Exercise inputs —
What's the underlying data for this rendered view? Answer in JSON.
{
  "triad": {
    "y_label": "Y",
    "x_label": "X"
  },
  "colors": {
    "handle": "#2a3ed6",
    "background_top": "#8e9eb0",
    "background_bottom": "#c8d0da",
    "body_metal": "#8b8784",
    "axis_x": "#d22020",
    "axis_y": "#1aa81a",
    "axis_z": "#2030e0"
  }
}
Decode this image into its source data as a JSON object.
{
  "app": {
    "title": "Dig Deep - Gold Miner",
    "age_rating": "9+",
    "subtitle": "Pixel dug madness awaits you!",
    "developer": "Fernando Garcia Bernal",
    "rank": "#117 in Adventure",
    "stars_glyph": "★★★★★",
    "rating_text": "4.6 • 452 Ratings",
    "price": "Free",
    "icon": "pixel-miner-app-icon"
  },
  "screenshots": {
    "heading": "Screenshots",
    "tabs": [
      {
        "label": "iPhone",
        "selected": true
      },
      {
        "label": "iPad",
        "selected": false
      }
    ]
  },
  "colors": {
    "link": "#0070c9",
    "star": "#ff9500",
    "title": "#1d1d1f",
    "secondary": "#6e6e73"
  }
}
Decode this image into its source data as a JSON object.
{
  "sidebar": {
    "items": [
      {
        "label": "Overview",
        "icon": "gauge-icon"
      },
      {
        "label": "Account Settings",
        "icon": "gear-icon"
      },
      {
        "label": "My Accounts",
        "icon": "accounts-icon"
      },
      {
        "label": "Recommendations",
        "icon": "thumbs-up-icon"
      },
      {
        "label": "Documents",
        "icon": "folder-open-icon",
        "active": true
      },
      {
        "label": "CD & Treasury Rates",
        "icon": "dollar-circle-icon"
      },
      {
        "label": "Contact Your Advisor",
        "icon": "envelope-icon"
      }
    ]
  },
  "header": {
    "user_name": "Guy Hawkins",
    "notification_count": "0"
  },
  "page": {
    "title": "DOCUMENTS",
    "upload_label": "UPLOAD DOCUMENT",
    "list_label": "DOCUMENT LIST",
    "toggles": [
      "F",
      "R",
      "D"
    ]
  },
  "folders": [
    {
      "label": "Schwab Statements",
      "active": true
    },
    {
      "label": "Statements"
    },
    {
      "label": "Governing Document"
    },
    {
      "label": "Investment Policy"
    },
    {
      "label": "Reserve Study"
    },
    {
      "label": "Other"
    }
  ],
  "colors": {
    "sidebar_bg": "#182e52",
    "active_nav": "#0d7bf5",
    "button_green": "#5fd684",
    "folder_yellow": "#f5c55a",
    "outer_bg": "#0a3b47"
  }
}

Do this — Give the entries once more, exactly as they appear.

Written response —
What's the underlying data for this rendered view? Answer in JSON.
{
  "triad": {
    "y_label": "Y",
    "x_label": "X"
  },
  "colors": {
    "handle": "#2a3ed6",
    "background_top": "#8e9eb0",
    "background_bottom": "#c8d0da",
    "body_metal": "#8b8784",
    "axis_x": "#d22020",
    "axis_y": "#1aa81a",
    "axis_z": "#2030e0"
  }
}
Decode this image into its source data as a JSON object.
{
  "app": {
    "title": "Dig Deep - Gold Miner",
    "age_rating": "9+",
    "subtitle": "Pixel dug madness awaits you!",
    "developer": "Fernando Garcia Bernal",
    "rank": "#117 in Adventure",
    "stars_glyph": "★★★★★",
    "rating_text": "4.6 • 452 Ratings",
    "price": "Free",
    "icon": "pixel-miner-app-icon"
  },
  "screenshots": {
    "heading": "Screenshots",
    "tabs": [
      {
        "label": "iPhone",
        "selected": true
      },
      {
        "label": "iPad",
        "selected": false
      }
    ]
  },
  "colors": {
    "link": "#0070c9",
    "star": "#ff9500",
    "title": "#1d1d1f",
    "secondary": "#6e6e73"
  }
}
Decode this image into its source data as a JSON object.
{
  "sidebar": {
    "items": [
      {
        "label": "Overview",
        "icon": "gauge-icon"
      },
      {
        "label": "Account Settings",
        "icon": "gear-icon"
      },
      {
        "label": "My Accounts",
        "icon": "accounts-icon"
      },
      {
        "label": "Recommendations",
        "icon": "thumbs-up-icon"
      },
      {
        "label": "Documents",
        "icon": "folder-open-icon",
        "active": true
      },
      {
        "label": "CD & Treasury Rates",
        "icon": "dollar-circle-icon"
      },
      {
        "label": "Contact Your Advisor",
        "icon": "envelope-icon"
      }
    ]
  },
  "header": {
    "user_name": "Guy Hawkins",
    "notification_count": "0"
  },
  "page": {
    "title": "DOCUMENTS",
    "upload_label": "UPLOAD DOCUMENT",
    "list_label": "DOCUMENT LIST",
    "toggles": [
      "F",
      "R",
      "D"
    ]
  },
  "folders": [
    {
      "label": "Schwab Statements",
      "active": true
    },
    {
      "label": "Statements"
    },
    {
      "label": "Governing Document"
    },
    {
      "label": "Investment Policy"
    },
    {
      "label": "Reserve Study"
    },
    {
      "label": "Other"
    }
  ],
  "colors": {
    "sidebar_bg": "#182e52",
    "active_nav": "#0d7bf5",
    "button_green": "#5fd684",
    "folder_yellow": "#f5c55a",
    "outer_bg": "#0a3b47"
  }
}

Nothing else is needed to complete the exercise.